§ **Data for this exercise**:
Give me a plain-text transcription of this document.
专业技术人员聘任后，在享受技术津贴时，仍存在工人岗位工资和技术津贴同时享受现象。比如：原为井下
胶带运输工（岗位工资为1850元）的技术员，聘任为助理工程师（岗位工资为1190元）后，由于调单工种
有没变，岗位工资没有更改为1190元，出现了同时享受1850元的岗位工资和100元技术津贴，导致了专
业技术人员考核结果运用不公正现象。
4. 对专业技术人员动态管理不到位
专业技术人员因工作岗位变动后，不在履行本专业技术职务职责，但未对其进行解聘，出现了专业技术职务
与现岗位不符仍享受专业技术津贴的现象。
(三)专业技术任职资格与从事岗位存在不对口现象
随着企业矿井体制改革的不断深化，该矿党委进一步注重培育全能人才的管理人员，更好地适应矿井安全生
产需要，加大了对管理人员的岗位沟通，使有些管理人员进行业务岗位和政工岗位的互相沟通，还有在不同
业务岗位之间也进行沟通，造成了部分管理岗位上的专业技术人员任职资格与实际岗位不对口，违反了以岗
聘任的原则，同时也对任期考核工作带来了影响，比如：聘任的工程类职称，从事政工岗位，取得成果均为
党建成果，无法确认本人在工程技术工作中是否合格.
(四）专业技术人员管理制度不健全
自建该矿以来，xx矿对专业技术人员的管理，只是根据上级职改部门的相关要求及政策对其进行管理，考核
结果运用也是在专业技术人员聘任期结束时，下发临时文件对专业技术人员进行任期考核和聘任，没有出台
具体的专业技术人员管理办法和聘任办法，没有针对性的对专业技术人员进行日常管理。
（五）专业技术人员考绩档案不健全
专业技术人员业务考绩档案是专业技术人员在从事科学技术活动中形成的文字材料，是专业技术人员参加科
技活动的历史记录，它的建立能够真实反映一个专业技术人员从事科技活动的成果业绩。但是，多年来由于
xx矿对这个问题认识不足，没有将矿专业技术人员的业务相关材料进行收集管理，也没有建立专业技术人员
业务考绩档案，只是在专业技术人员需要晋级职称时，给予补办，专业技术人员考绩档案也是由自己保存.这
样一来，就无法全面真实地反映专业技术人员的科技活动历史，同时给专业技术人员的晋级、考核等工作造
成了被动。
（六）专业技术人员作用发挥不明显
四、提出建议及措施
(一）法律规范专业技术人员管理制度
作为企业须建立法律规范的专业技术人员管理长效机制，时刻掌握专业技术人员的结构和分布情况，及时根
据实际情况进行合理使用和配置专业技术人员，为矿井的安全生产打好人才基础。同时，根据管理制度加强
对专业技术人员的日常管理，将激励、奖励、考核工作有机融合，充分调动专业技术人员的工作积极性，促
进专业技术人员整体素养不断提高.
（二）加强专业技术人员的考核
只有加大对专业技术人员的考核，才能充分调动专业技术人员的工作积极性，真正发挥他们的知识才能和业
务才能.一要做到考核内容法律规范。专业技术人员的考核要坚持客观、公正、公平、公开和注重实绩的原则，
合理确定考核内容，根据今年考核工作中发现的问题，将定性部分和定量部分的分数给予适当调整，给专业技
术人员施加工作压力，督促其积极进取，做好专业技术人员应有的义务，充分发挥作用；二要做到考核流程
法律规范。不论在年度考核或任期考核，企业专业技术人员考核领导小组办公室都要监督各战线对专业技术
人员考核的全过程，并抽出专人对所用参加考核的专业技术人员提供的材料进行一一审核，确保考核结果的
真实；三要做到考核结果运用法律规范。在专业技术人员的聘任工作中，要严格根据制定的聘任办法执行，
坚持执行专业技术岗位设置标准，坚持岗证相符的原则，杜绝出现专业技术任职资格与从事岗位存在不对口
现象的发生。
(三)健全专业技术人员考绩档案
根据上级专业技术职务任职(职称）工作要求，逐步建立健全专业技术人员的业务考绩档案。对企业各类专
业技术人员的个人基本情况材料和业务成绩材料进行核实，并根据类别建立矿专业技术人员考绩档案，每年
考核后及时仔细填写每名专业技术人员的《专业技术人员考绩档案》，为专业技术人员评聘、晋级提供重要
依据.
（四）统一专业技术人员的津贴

§ **Problem to work on**:
Your task is to repeat every entry exactly.

§ **Exercise answer**:
Give me a plain-text transcription of this document.
专业技术人员聘任后，在享受技术津贴时，仍存在工人岗位工资和技术津贴同时享受现象。比如：原为井下
胶带运输工（岗位工资为1850元）的技术员，聘任为助理工程师（岗位工资为1190元）后，由于调单工种
有没变，岗位工资没有更改为1190元，出现了同时享受1850元的岗位工资和100元技术津贴，导致了专
业技术人员考核结果运用不公正现象。
4. 对专业技术人员动态管理不到位
专业技术人员因工作岗位变动后，不在履行本专业技术职务职责，但未对其进行解聘，出现了专业技术职务
与现岗位不符仍享受专业技术津贴的现象。
(三)专业技术任职资格与从事岗位存在不对口现象
随着企业矿井体制改革的不断深化，该矿党委进一步注重培育全能人才的管理人员，更好地适应矿井安全生
产需要，加大了对管理人员的岗位沟通，使有些管理人员进行业务岗位和政工岗位的互相沟通，还有在不同
业务岗位之间也进行沟通，造成了部分管理岗位上的专业技术人员任职资格与实际岗位不对口，违反了以岗
聘任的原则，同时也对任期考核工作带来了影响，比如：聘任的工程类职称，从事政工岗位，取得成果均为
党建成果，无法确认本人在工程技术工作中是否合格.
(四）专业技术人员管理制度不健全
自建该矿以来，xx矿对专业技术人员的管理，只是根据上级职改部门的相关要求及政策对其进行管理，考核
结果运用也是在专业技术人员聘任期结束时，下发临时文件对专业技术人员进行任期考核和聘任，没有出台
具体的专业技术人员管理办法和聘任办法，没有针对性的对专业技术人员进行日常管理。
（五）专业技术人员考绩档案不健全
专业技术人员业务考绩档案是专业技术人员在从事科学技术活动中形成的文字材料，是专业技术人员参加科
技活动的历史记录，它的建立能够真实反映一个专业技术人员从事科技活动的成果业绩。但是，多年来由于
xx矿对这个问题认识不足，没有将矿专业技术人员的业务相关材料进行收集管理，也没有建立专业技术人员
业务考绩档案，只是在专业技术人员需要晋级职称时，给予补办，专业技术人员考绩档案也是由自己保存.这
样一来，就无法全面真实地反映专业技术人员的科技活动历史，同时给专业技术人员的晋级、考核等工作造
成了被动。
（六）专业技术人员作用发挥不明显
四、提出建议及措施
(一）法律规范专业技术人员管理制度
作为企业须建立法律规范的专业技术人员管理长效机制，时刻掌握专业技术人员的结构和分布情况，及时根
据实际情况进行合理使用和配置专业技术人员，为矿井的安全生产打好人才基础。同时，根据管理制度加强
对专业技术人员的日常管理，将激励、奖励、考核工作有机融合，充分调动专业技术人员的工作积极性，促
进专业技术人员整体素养不断提高.
（二）加强专业技术人员的考核
只有加大对专业技术人员的考核，才能充分调动专业技术人员的工作积极性，真正发挥他们的知识才能和业
务才能.一要做到考核内容法律规范。专业技术人员的考核要坚持客观、公正、公平、公开和注重实绩的原则，
合理确定考核内容，根据今年考核工作中发现的问题，将定性部分和定量部分的分数给予适当调整，给专业技
术人员施加工作压力，督促其积极进取，做好专业技术人员应有的义务，充分发挥作用；二要做到考核流程
法律规范。不论在年度考核或任期考核，企业专业技术人员考核领导小组办公室都要监督各战线对专业技术
人员考核的全过程，并抽出专人对所用参加考核的专业技术人员提供的材料进行一一审核，确保考核结果的
真实；三要做到考核结果运用法律规范。在专业技术人员的聘任工作中，要严格根据制定的聘任办法执行，
坚持执行专业技术岗位设置标准，坚持岗证相符的原则，杜绝出现专业技术任职资格与从事岗位存在不对口
现象的发生。
(三)健全专业技术人员考绩档案
根据上级专业技术职务任职(职称）工作要求，逐步建立健全专业技术人员的业务考绩档案。对企业各类专
业技术人员的个人基本情况材料和业务成绩材料进行核实，并根据类别建立矿专业技术人员考绩档案，每年
考核后及时仔细填写每名专业技术人员的《专业技术人员考绩档案》，为专业技术人员评聘、晋级提供重要
依据.
（四）统一专业技术人员的津贴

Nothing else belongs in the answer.